TASK DIRECTIONS.
Look for the word "chevron" in the entries below, then copy every line that has it.

Records from a collection:
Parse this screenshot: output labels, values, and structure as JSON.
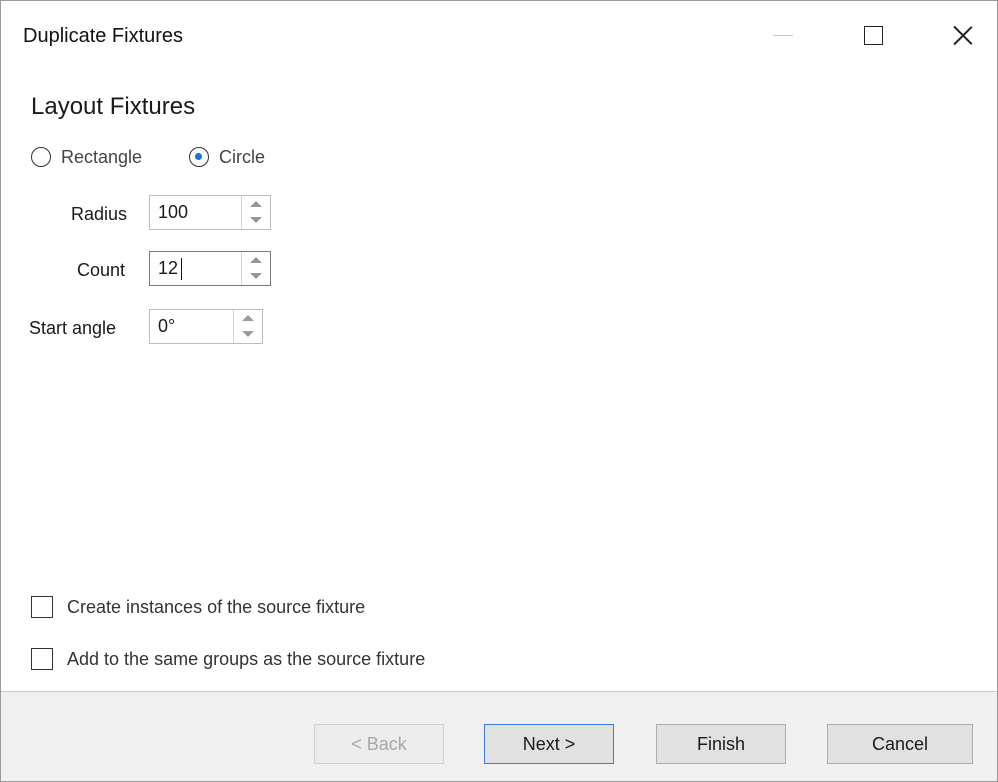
{
  "window": {
    "title": "Duplicate Fixtures"
  },
  "page": {
    "heading": "Layout Fixtures"
  },
  "layout_mode": {
    "options": [
      {
        "label": "Rectangle",
        "selected": false
      },
      {
        "label": "Circle",
        "selected": true
      }
    ]
  },
  "fields": {
    "radius": {
      "label": "Radius",
      "value": "100"
    },
    "count": {
      "label": "Count",
      "value": "12"
    },
    "start_angle": {
      "label": "Start angle",
      "value": "0°"
    }
  },
  "options": {
    "create_instances": {
      "label": "Create instances of the source fixture",
      "checked": false
    },
    "same_groups": {
      "label": "Add to the same groups as the source fixture",
      "checked": false
    }
  },
  "buttons": {
    "back": {
      "label": "< Back",
      "enabled": false
    },
    "next": {
      "label": "Next >",
      "enabled": true
    },
    "finish": {
      "label": "Finish",
      "enabled": true
    },
    "cancel": {
      "label": "Cancel",
      "enabled": true
    }
  },
  "icons": {
    "minimize": "minimize-icon",
    "maximize": "maximize-icon",
    "close": "close-icon",
    "spin_up": "chevron-up-icon",
    "spin_down": "chevron-down-icon"
  },
  "colors": {
    "accent": "#1f6fd6",
    "footer_background": "#f0f0f0",
    "default_button_border": "#3b7fd1"
  }
}
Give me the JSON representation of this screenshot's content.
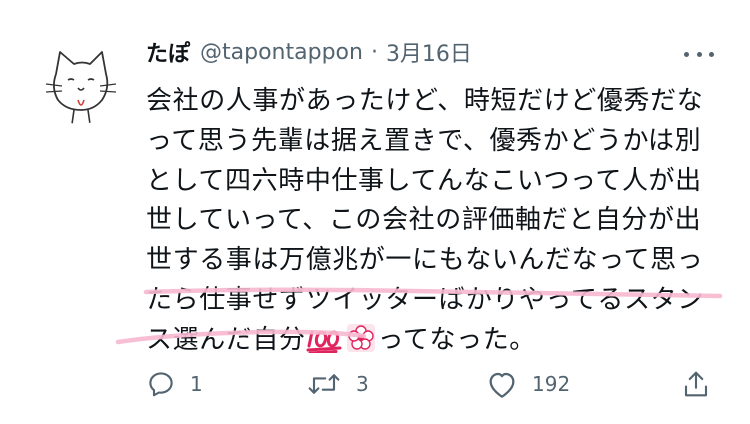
{
  "tweet": {
    "display_name": "たぽ",
    "handle": "@tapontappon",
    "separator": "·",
    "date": "3月16日",
    "text_lines": [
      "会社の人事があったけど、時短だけど優秀だな",
      "って思う先輩は据え置きで、優秀かどうかは別",
      "として四六時中仕事してんなこいつって人が出",
      "世していって、この会社の評価軸だと自分が出",
      "世する事は万億兆が一にもないんだなって思っ",
      "たら仕事せずツイッターばかりやってるスタン"
    ],
    "last_line_prefix": "ス選んだ自分",
    "last_line_suffix": "ってなった。",
    "emojis": [
      "hundred-points-icon",
      "white-flower-icon"
    ],
    "highlight_color": "#f7b8cf"
  },
  "actions": {
    "reply_count": "1",
    "retweet_count": "3",
    "like_count": "192",
    "share_count": ""
  },
  "colors": {
    "text": "#0f1419",
    "secondary": "#536471",
    "emoji_red": "#e0245e"
  }
}
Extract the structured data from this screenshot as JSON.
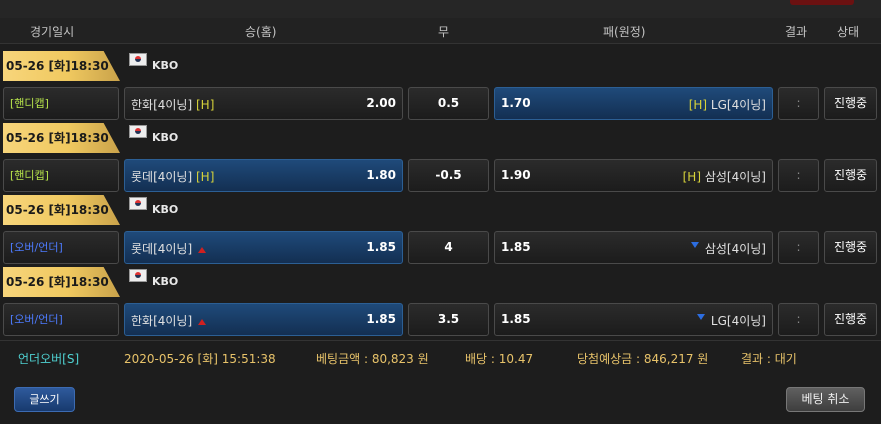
{
  "header": {
    "date_time": "경기일시",
    "home": "승(홈)",
    "draw": "무",
    "away": "패(원정)",
    "result": "결과",
    "status": "상태"
  },
  "games": [
    {
      "date": "05-26 [화]18:30",
      "league": "KBO",
      "type": "[핸디캡]",
      "home_team": "한화[4이닝]",
      "home_tag": "[H]",
      "home_odds": "2.00",
      "draw_value": "0.5",
      "away_odds": "1.70",
      "away_tag": "[H]",
      "away_team": "LG[4이닝]",
      "result": ":",
      "status": "진행중",
      "selected": "away"
    },
    {
      "date": "05-26 [화]18:30",
      "league": "KBO",
      "type": "[핸디캡]",
      "home_team": "롯데[4이닝]",
      "home_tag": "[H]",
      "home_odds": "1.80",
      "draw_value": "-0.5",
      "away_odds": "1.90",
      "away_tag": "[H]",
      "away_team": "삼성[4이닝]",
      "result": ":",
      "status": "진행중",
      "selected": "home"
    },
    {
      "date": "05-26 [화]18:30",
      "league": "KBO",
      "type": "[오버/언더]",
      "home_team": "롯데[4이닝]",
      "home_odds": "1.85",
      "draw_value": "4",
      "away_odds": "1.85",
      "away_team": "삼성[4이닝]",
      "result": ":",
      "status": "진행중",
      "selected": "home"
    },
    {
      "date": "05-26 [화]18:30",
      "league": "KBO",
      "type": "[오버/언더]",
      "home_team": "한화[4이닝]",
      "home_odds": "1.85",
      "draw_value": "3.5",
      "away_odds": "1.85",
      "away_team": "LG[4이닝]",
      "result": ":",
      "status": "진행중",
      "selected": "home"
    }
  ],
  "summary": {
    "bet_type": "언더오버[S]",
    "datetime": "2020-05-26 [화] 15:51:38",
    "bet_amount": "베팅금액 : 80,823 원",
    "rate": "배당 : 10.47",
    "expected_win": "당첨예상금 : 846,217 원",
    "result": "결과 : 대기"
  },
  "buttons": {
    "write": "글쓰기",
    "cancel": "베팅 취소"
  },
  "colors": {
    "date_tab": "#f0c960",
    "handicap_type": "#b6e34b",
    "overunder_type": "#4d7bff",
    "selected_box": "#1f4a7a",
    "summary_text": "#e8c36a",
    "summary_type": "#4fd1d1"
  }
}
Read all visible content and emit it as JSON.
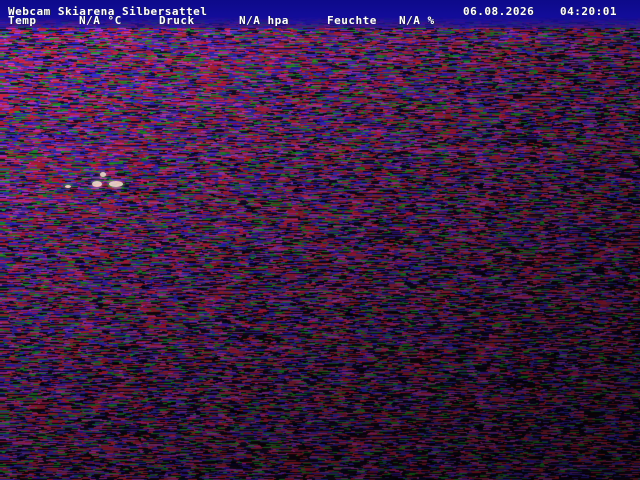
{
  "overlay": {
    "title": "Webcam Skiarena Silbersattel",
    "date": "06.08.2026",
    "time": "04:20:01",
    "temp_label": "Temp",
    "temp_value": "N/A °C",
    "pressure_label": "Druck",
    "pressure_value": "N/A hpa",
    "humidity_label": "Feuchte",
    "humidity_value": "N/A %"
  },
  "colors": {
    "header_band": "#120c9a",
    "text": "#ffffff",
    "noise_red": "#d02030",
    "noise_blue": "#3020d0",
    "noise_green": "#20a030",
    "noise_magenta": "#c030c0"
  }
}
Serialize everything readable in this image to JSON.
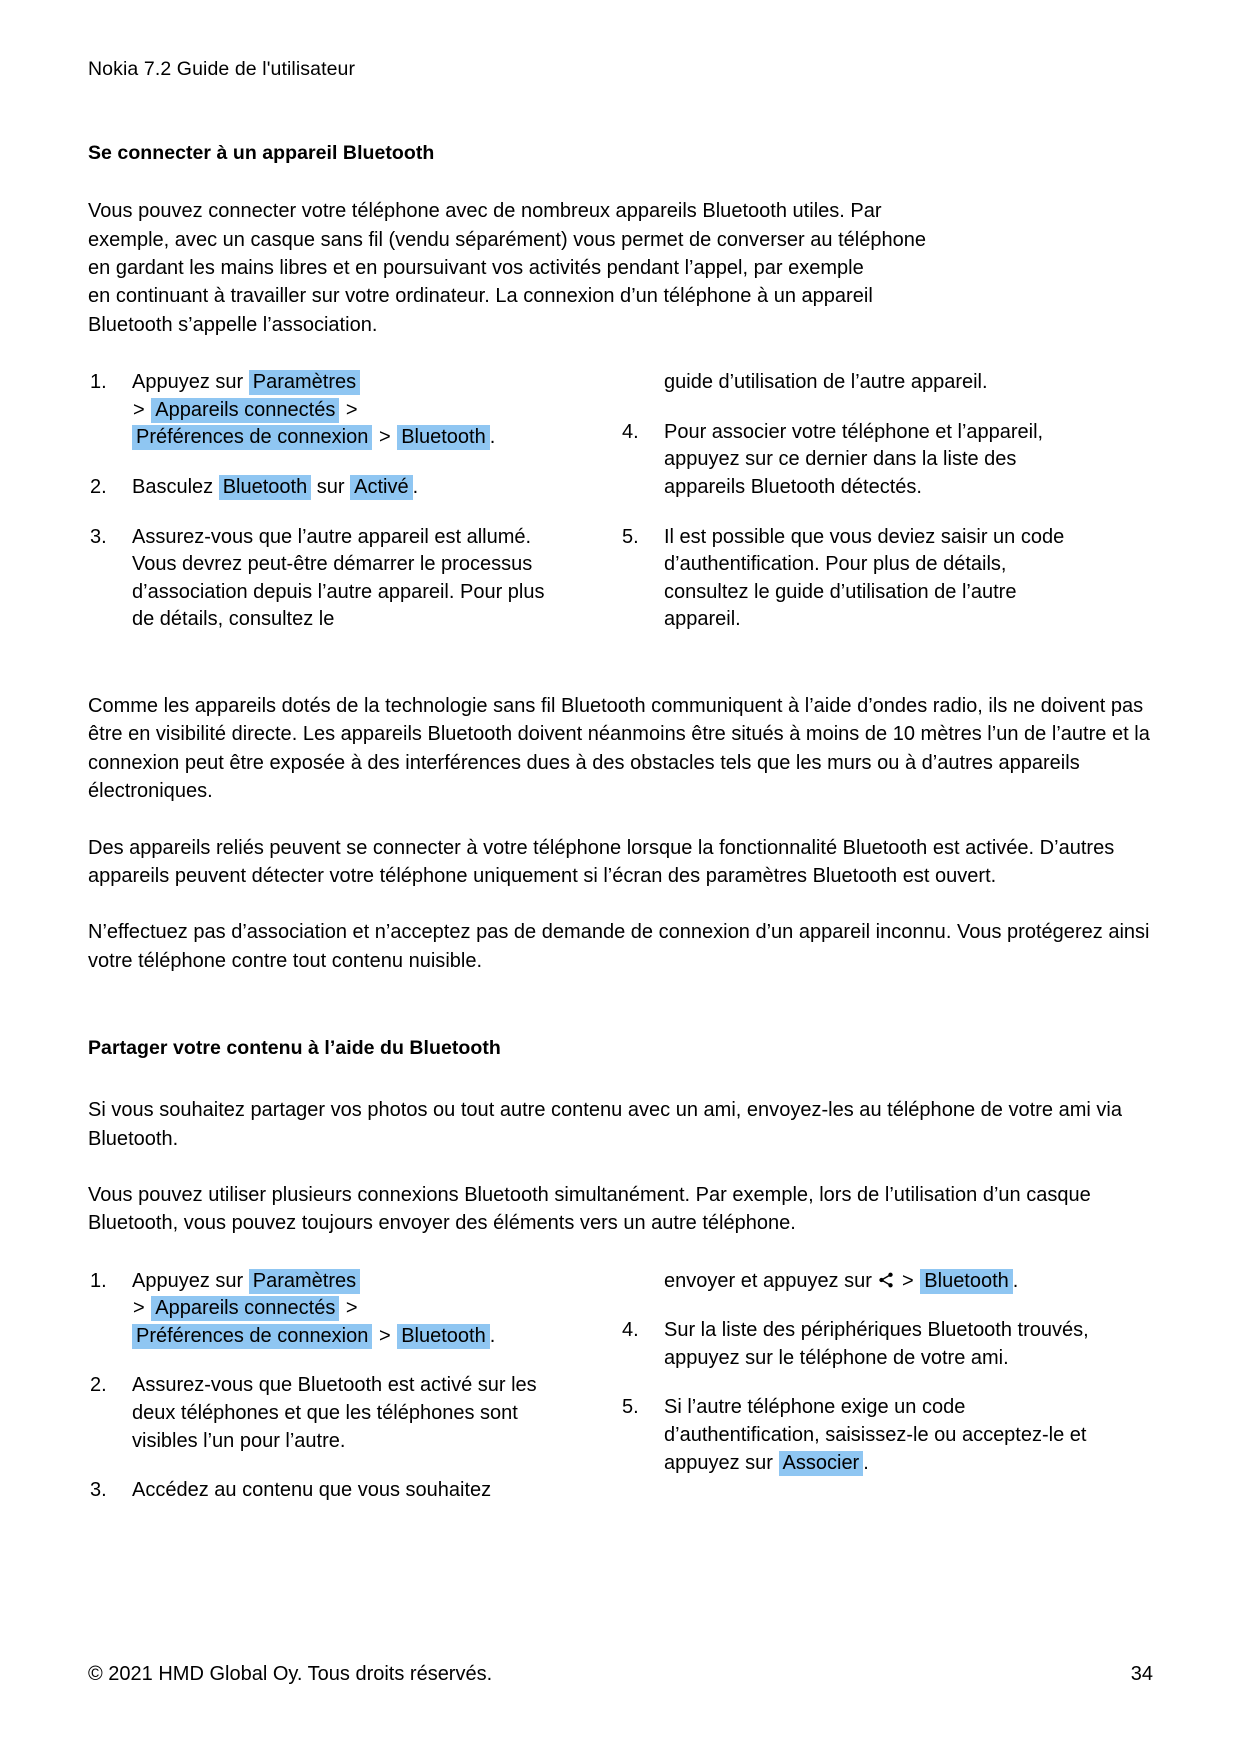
{
  "document": {
    "running_head": "Nokia 7.2 Guide de l'utilisateur",
    "footer_copyright": "© 2021 HMD Global Oy. Tous droits réservés.",
    "page_number": "34",
    "highlight_color": "#8fc6f2"
  },
  "section1": {
    "heading": "Se connecter à un appareil Bluetooth",
    "intro_lines": [
      "Vous pouvez connecter votre téléphone avec de nombreux appareils Bluetooth utiles. Par",
      "exemple, avec un casque sans fil (vendu séparément) vous permet de converser au téléphone",
      "en gardant les mains libres et en poursuivant vos activités pendant l’appel, par exemple",
      "en continuant à travailler sur votre ordinateur. La connexion d’un téléphone à un appareil",
      "Bluetooth s’appelle l’association."
    ],
    "steps_left": {
      "s1_num": "1.",
      "s1_a": "Appuyez sur",
      "s1_hl1": "Paramètres",
      "s1_gt1": ">",
      "s1_hl2": "Appareils connectés",
      "s1_gt2": ">",
      "s1_hl3": "Préférences de connexion",
      "s1_gt3": ">",
      "s1_hl4": "Bluetooth",
      "s1_end": ".",
      "s2_num": "2.",
      "s2_a": "Basculez",
      "s2_hl1": "Bluetooth",
      "s2_b": "sur",
      "s2_hl2": "Activé",
      "s2_end": ".",
      "s3_num": "3.",
      "s3_text": "Assurez-vous que l’autre appareil est allumé. Vous devrez peut-être démarrer le processus d’association depuis l’autre appareil. Pour plus de détails, consultez le"
    },
    "steps_right": {
      "cont_text": "guide d’utilisation de l’autre appareil.",
      "s4_num": "4.",
      "s4_text": "Pour associer votre téléphone et l’appareil, appuyez sur ce dernier dans la liste des appareils Bluetooth détectés.",
      "s5_num": "5.",
      "s5_text": "Il est possible que vous deviez saisir un code d’authentification. Pour plus de détails, consultez le guide d’utilisation de l’autre appareil."
    },
    "paragraphs": [
      "Comme les appareils dotés de la technologie sans fil Bluetooth communiquent à l’aide d’ondes radio, ils ne doivent pas être en visibilité directe. Les appareils Bluetooth doivent néanmoins être situés à moins de 10 mètres l’un de l’autre et la connexion peut être exposée à des interférences dues à des obstacles tels que les murs ou à d’autres appareils électroniques.",
      "Des appareils reliés peuvent se connecter à votre téléphone lorsque la fonctionnalité Bluetooth est activée. D’autres appareils peuvent détecter votre téléphone uniquement si l’écran des paramètres Bluetooth est ouvert.",
      "N’effectuez pas d’association et n’acceptez pas de demande de connexion d’un appareil inconnu. Vous protégerez ainsi votre téléphone contre tout contenu nuisible."
    ]
  },
  "section2": {
    "heading": "Partager votre contenu à l’aide du Bluetooth",
    "paragraphs": [
      "Si vous souhaitez partager vos photos ou tout autre contenu avec un ami, envoyez-les au téléphone de votre ami via Bluetooth.",
      "Vous pouvez utiliser plusieurs connexions Bluetooth simultanément. Par exemple, lors de l’utilisation d’un casque Bluetooth, vous pouvez toujours envoyer des éléments vers un autre téléphone."
    ],
    "steps_left": {
      "s1_num": "1.",
      "s1_a": "Appuyez sur",
      "s1_hl1": "Paramètres",
      "s1_gt1": ">",
      "s1_hl2": "Appareils connectés",
      "s1_gt2": ">",
      "s1_hl3": "Préférences de connexion",
      "s1_gt3": ">",
      "s1_hl4": "Bluetooth",
      "s1_end": ".",
      "s2_num": "2.",
      "s2_text": "Assurez-vous que Bluetooth est activé sur les deux téléphones et que les téléphones sont visibles l’un pour l’autre.",
      "s3_num": "3.",
      "s3_text": "Accédez au contenu que vous souhaitez"
    },
    "steps_right": {
      "cont_a": "envoyer et appuyez sur",
      "cont_icon": "share-icon",
      "cont_gt": ">",
      "cont_hl": "Bluetooth",
      "cont_end": ".",
      "s4_num": "4.",
      "s4_text": "Sur la liste des périphériques Bluetooth trouvés, appuyez sur le téléphone de votre ami.",
      "s5_num": "5.",
      "s5_a": "Si l’autre téléphone exige un code d’authentification, saisissez-le ou acceptez-le et appuyez sur",
      "s5_hl": "Associer",
      "s5_end": "."
    }
  }
}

WRITTEN RESPONSE.
    "spin_up": "chevron-up-icon",
    "spin_down": "chevron-down-icon"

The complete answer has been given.